Aramak

Kâr mı İflas mı?

Alım satımda İslâm’ın emrettiği ölçüleri ayakta tutmak, kul hakkına girmemek, “mahkeme-i kübrâ”da iflasa düşmemek bakımından hayatî önem taşır. Genel geçer anlayış, ekonomik sistem ne olursa olsun, emredildiğimiz üzere âdil olabilmek, her türlü zulüm ve vebalden uzak kalabilmek için alım satımda ölçüleri bilmek ve uygulamak mecburiyetindeyiz.

Günümüzdeki yaygın yanlışlara temas etmesi bakımından İhyâu Ulûmi’d-Din’den ilgili bölümün bir kısmını uyarlayarak sunuyoruz.

Bazen iki kişi arasında gerçekleşen bir alım satım işleminin doğru olduğuna dair fetva bulunabilir. Fakat o işlem öyle bir zulüm içerir ki onu yapan kimse Allah Tealâ’nın gazabına uğrar. Çünkü dinin öyle yasakları vardır ki alışverişi zâhiren bozmaz ama zulümdür.

Alışveriş yaptığı kimseyi zarara sokan her şey zulümdür. Adalet, müslüman kardeşine zarar vermemektir. Bu konuda umumi kaide şudur: Kendin için sevmediğini ve istemediğini, din kardeşin için de istememek... Kişi, kendisine yapıldığında zoruna gidecek, kalbine sıkıntı verecek hiçbir şeyi başkasına yapmamalıdır. Aksine, kendi parası ile başkasının parasını aynı görmelidir.

İşin özü ve özeti budur. Bunun açıklamasına gelince, bu şu dört işte ortaya çıkar:

  1. Malını olmayan bir özellikle övmemelidir.
  2. Malının hiçbir kusurunu gizlememelidir.
  3. Ölçü ve tartıda asla noksanlık yapmamalıdır.
  4. Müşteri bildiğinde almayacağı şekilde malın fiyatını gizlememelidir.

(Görev): Alım satım ahlakını anlatan metin şu üç ifadeyle uyuşuyor mu: (a) Fetvaya göre doğru sayılan bir alışveriş yine de zulüm içerebilir; (b) Satıcı, malının bazı kusurlarını gizleyebilir; (c) Bu konudaki açıklama beş işte ortaya çıkar? Her biri için evet ya da hayır deyin ve kararı belirleyen sözleri metinden aynen alıntılayın. Verilerin bu işte hiçbir rolü yok.

(Verilen Veriler):
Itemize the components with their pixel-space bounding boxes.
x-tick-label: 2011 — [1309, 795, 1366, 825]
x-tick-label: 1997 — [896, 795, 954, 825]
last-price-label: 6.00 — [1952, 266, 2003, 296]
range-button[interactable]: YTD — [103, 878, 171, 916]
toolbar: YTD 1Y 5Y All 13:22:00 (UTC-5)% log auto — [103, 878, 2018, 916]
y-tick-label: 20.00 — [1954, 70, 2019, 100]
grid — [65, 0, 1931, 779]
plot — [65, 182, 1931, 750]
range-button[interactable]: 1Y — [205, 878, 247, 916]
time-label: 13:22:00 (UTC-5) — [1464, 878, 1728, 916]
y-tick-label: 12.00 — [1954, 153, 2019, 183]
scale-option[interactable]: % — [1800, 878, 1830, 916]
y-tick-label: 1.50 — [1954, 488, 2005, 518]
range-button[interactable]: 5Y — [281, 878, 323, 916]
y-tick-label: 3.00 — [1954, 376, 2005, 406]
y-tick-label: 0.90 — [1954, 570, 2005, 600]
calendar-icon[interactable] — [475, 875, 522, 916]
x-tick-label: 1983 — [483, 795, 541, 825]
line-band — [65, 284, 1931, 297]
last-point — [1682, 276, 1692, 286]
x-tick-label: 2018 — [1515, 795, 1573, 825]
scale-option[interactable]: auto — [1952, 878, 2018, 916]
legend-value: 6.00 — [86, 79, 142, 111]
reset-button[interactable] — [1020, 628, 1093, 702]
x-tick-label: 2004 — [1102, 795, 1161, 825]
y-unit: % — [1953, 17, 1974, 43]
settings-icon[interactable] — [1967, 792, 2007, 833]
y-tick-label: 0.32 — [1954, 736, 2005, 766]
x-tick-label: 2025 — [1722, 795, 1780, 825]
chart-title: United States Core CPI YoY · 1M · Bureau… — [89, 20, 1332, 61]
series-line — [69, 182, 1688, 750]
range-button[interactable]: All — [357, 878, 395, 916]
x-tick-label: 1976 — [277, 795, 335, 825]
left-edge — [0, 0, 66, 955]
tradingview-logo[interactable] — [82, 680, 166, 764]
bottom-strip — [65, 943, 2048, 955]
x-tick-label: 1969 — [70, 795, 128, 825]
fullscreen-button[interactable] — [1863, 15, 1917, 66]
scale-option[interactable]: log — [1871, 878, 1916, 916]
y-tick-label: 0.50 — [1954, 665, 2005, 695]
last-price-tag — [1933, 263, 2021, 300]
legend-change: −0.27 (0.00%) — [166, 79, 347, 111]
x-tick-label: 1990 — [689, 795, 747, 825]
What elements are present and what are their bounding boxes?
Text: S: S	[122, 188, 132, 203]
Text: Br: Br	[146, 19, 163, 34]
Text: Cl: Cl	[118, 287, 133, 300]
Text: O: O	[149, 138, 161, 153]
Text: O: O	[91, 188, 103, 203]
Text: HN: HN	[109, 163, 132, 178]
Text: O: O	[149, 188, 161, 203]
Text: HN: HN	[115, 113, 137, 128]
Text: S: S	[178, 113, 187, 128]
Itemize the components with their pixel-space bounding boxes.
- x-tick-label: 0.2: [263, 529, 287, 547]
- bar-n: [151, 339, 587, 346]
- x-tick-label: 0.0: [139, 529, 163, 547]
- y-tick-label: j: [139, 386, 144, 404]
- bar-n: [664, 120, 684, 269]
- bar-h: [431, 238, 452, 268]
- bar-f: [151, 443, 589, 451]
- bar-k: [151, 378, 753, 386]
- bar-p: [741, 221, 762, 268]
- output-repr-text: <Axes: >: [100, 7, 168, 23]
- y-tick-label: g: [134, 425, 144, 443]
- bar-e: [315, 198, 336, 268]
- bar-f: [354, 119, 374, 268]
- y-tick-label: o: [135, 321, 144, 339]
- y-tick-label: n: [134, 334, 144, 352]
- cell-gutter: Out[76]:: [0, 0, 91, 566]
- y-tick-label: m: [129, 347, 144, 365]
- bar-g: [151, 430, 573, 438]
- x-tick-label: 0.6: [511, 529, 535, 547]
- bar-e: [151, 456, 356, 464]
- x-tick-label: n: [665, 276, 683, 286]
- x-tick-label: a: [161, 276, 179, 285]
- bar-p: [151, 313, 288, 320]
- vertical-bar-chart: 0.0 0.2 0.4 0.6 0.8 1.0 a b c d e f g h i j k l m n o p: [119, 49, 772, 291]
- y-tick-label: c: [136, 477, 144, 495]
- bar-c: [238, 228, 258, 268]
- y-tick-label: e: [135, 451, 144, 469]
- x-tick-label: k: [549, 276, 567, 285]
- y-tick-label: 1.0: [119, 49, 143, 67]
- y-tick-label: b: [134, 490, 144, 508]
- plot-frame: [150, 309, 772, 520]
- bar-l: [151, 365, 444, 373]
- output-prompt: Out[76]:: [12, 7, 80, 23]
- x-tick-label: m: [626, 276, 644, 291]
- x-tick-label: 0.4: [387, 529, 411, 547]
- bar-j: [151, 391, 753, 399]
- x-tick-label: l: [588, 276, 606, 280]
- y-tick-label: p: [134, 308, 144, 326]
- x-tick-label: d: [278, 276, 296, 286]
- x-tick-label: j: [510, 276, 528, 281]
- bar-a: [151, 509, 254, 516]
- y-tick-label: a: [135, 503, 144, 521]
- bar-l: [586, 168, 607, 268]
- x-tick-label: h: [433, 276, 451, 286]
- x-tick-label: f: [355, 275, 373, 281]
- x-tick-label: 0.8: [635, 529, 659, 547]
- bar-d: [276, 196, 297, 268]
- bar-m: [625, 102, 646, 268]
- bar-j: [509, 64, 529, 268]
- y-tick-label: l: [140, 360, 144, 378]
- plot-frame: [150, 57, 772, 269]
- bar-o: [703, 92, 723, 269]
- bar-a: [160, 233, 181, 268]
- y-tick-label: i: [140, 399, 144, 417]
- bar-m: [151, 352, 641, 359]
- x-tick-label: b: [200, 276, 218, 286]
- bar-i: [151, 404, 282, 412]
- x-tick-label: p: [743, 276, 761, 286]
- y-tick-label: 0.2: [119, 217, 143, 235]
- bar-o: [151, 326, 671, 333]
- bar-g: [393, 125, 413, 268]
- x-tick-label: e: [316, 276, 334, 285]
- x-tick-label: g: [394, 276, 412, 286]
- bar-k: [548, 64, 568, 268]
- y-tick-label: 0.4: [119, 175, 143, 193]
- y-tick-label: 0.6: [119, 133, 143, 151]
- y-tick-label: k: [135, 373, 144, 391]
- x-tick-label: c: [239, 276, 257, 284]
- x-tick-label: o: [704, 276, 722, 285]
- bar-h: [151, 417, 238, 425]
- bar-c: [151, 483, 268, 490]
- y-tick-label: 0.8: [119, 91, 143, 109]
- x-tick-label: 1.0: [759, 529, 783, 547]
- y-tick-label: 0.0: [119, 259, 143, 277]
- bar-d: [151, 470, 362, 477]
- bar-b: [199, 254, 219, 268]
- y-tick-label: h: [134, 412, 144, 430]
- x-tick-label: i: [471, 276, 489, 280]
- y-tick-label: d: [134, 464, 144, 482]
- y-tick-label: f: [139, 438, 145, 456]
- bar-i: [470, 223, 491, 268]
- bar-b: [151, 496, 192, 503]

(Çıktı):
(a) Evet: "Bazen iki kişi arasında gerçekleşen bir alım satım işleminin doğru olduğuna dair fetva bulunabilir. Fakat o işlem öyle bir zulüm içerir ki onu yapan kimse Allah Tealâ’nın gazabına uğrar."
(b) Hayır: "Malının hiçbir kusurunu gizlememelidir."
(c) Hayır: "bu şu dört işte ortaya çıkar"